-- start of RAW DATA --

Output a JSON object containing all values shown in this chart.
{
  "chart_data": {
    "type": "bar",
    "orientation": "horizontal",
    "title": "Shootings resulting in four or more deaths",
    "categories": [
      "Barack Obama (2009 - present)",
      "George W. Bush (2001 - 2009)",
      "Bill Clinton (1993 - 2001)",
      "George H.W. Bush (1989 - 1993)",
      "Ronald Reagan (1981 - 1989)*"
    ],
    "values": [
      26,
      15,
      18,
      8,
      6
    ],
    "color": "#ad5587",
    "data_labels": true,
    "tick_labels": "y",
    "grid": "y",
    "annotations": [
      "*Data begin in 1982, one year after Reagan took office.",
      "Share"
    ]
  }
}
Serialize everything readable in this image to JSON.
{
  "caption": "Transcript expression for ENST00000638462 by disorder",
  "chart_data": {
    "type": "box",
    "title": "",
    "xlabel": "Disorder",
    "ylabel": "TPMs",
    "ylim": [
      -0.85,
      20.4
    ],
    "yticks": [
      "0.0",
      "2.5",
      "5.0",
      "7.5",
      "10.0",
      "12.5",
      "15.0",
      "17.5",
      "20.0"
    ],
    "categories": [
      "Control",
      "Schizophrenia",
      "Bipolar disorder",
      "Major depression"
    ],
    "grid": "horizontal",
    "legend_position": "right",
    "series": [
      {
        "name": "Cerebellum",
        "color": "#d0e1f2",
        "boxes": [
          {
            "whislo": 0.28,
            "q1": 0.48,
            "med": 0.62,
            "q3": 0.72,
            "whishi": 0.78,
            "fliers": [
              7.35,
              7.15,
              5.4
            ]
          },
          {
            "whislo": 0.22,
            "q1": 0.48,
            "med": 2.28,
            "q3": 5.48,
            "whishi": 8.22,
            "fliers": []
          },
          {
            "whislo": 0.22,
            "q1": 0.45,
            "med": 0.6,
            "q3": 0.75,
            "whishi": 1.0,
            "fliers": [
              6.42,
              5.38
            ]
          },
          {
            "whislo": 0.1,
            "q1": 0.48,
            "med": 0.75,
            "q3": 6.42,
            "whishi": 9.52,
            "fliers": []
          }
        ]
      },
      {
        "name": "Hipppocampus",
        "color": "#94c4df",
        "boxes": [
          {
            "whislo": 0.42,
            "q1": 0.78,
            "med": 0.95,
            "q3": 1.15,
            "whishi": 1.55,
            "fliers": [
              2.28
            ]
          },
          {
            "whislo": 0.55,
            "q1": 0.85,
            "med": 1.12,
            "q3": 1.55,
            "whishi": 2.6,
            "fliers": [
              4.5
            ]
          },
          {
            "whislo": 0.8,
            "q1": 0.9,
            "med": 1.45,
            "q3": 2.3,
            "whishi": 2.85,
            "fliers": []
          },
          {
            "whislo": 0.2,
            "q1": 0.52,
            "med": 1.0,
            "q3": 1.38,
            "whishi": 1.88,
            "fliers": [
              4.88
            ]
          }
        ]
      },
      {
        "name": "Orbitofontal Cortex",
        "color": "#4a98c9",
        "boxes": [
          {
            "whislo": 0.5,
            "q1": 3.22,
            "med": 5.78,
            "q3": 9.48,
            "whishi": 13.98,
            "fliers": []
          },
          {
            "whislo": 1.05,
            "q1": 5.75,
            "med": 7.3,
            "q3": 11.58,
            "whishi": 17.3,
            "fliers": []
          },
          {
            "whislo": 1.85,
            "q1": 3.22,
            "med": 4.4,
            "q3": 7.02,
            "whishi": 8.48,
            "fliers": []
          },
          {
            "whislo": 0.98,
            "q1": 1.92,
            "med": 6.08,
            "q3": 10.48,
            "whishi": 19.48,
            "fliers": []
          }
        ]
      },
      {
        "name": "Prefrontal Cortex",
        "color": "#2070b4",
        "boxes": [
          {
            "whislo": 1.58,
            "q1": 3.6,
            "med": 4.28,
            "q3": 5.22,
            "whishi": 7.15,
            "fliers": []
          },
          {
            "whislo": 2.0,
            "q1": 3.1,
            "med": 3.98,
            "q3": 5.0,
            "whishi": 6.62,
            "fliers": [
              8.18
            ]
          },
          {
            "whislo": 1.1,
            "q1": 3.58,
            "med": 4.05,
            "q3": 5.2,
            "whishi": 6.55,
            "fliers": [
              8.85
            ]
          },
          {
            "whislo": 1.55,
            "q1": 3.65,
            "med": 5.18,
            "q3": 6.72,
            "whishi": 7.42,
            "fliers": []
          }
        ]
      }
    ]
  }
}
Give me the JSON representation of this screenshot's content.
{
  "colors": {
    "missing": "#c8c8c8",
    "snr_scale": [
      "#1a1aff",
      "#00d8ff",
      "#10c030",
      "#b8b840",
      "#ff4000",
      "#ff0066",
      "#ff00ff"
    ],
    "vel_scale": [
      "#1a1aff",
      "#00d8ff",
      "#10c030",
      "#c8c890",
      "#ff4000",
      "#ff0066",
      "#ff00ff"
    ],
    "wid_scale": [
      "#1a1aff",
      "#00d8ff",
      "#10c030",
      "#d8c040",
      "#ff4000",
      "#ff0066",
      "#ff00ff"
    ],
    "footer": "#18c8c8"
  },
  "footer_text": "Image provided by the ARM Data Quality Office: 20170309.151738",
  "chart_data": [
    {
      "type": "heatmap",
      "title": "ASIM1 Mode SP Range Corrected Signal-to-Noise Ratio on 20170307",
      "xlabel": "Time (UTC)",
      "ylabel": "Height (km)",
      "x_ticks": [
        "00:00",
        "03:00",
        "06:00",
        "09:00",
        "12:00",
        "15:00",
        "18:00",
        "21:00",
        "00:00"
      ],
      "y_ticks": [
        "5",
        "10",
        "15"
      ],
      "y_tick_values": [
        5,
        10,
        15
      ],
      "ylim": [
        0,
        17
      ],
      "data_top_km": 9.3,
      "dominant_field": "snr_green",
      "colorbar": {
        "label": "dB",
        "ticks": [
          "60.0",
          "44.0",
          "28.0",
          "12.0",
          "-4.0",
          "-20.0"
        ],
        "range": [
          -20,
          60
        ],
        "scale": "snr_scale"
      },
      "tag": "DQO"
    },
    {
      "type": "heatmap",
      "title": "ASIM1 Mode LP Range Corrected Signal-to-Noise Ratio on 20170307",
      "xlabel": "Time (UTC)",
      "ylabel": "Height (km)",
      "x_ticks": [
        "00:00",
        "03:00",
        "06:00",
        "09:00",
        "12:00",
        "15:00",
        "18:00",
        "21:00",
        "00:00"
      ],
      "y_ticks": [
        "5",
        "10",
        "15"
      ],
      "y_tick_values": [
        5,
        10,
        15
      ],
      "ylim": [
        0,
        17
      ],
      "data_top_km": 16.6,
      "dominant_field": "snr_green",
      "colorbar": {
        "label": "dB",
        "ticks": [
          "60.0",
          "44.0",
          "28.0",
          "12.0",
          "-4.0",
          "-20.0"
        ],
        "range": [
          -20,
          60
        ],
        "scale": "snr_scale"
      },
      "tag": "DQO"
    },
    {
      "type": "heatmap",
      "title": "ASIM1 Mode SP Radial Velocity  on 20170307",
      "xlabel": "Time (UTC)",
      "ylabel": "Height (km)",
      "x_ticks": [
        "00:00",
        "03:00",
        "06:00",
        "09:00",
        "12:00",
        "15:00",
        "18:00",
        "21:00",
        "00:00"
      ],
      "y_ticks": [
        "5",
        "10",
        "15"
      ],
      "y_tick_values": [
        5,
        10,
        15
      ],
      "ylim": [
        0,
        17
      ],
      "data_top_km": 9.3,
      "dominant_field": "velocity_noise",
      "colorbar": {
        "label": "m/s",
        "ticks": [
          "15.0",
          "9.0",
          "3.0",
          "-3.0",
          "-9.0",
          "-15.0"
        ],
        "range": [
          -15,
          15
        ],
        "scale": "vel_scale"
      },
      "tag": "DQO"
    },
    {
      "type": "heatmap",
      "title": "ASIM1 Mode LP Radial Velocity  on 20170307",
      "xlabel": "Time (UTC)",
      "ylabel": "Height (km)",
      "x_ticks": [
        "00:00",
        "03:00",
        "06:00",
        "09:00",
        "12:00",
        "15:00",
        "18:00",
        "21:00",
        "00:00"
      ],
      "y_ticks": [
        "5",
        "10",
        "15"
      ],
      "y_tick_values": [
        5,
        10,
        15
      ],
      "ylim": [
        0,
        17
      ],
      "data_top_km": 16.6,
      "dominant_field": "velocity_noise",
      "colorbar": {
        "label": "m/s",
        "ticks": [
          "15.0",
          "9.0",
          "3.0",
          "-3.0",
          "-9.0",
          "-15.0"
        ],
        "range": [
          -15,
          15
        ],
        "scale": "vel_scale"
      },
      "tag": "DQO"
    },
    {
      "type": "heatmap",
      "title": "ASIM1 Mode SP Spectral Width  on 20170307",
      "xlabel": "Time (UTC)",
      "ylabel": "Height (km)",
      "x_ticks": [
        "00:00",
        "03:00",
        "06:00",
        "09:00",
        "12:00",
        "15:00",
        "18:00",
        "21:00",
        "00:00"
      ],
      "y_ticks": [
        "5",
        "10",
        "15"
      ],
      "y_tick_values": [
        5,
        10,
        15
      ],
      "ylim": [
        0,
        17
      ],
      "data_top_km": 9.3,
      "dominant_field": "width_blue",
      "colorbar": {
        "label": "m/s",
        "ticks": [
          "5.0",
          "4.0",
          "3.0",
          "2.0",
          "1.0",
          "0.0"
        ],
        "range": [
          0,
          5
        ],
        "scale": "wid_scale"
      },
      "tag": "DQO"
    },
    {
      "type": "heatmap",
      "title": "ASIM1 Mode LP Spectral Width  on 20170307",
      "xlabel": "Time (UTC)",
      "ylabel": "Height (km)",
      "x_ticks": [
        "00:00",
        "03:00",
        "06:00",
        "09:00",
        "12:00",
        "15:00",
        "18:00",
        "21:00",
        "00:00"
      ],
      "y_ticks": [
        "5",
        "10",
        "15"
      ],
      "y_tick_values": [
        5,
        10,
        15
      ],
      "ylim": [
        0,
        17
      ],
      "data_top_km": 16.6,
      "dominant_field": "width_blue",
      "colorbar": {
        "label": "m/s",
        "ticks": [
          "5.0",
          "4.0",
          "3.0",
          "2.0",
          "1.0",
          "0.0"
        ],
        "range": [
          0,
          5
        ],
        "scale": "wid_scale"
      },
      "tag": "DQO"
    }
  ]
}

-- end of RAW DATA --

### TASK TO CARRY OUT
Copy each line above that contains the string "this".

### FINAL ANSWER
Output a JSON object containing all values shown in this chart.
Serialize everything readable in this image to JSON.
Give me the JSON representation of this screenshot's content.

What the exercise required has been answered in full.